**To be done**
Look through the lines below and state how many hold the word "SZOKÁSOK". Write only the number.

**Stored records**
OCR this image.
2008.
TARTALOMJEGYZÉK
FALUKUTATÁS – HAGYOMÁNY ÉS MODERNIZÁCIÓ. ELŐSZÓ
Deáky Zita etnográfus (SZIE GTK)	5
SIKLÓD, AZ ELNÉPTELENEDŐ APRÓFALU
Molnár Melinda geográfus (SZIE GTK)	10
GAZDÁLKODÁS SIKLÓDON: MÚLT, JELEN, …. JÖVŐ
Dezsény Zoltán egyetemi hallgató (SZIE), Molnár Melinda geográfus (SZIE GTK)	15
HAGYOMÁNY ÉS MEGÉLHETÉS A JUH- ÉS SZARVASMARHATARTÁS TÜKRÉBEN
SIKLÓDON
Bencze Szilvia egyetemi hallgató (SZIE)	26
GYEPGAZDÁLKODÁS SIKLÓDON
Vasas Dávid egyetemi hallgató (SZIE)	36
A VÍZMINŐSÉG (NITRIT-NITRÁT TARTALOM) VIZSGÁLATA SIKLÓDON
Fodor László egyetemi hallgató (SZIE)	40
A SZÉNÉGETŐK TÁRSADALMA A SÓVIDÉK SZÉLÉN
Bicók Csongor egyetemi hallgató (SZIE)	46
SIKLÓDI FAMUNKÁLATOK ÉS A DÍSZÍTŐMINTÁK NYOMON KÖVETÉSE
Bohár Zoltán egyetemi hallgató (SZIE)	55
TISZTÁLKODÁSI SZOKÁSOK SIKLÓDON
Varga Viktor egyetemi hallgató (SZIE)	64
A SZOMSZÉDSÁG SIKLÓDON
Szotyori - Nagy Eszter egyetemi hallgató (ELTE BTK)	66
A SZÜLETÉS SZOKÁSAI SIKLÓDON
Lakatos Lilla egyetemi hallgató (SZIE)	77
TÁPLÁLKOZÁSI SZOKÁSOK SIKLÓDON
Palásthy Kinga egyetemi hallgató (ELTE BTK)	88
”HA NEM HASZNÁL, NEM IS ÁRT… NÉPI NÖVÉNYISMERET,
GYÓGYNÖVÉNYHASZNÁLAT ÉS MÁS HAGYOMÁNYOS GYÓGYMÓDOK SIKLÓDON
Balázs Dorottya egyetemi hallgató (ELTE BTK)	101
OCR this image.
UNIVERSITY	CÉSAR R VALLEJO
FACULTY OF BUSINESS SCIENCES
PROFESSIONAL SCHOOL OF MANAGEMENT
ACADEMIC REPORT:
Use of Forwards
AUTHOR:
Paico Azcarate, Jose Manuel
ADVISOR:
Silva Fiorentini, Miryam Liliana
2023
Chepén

**Answer in full**
2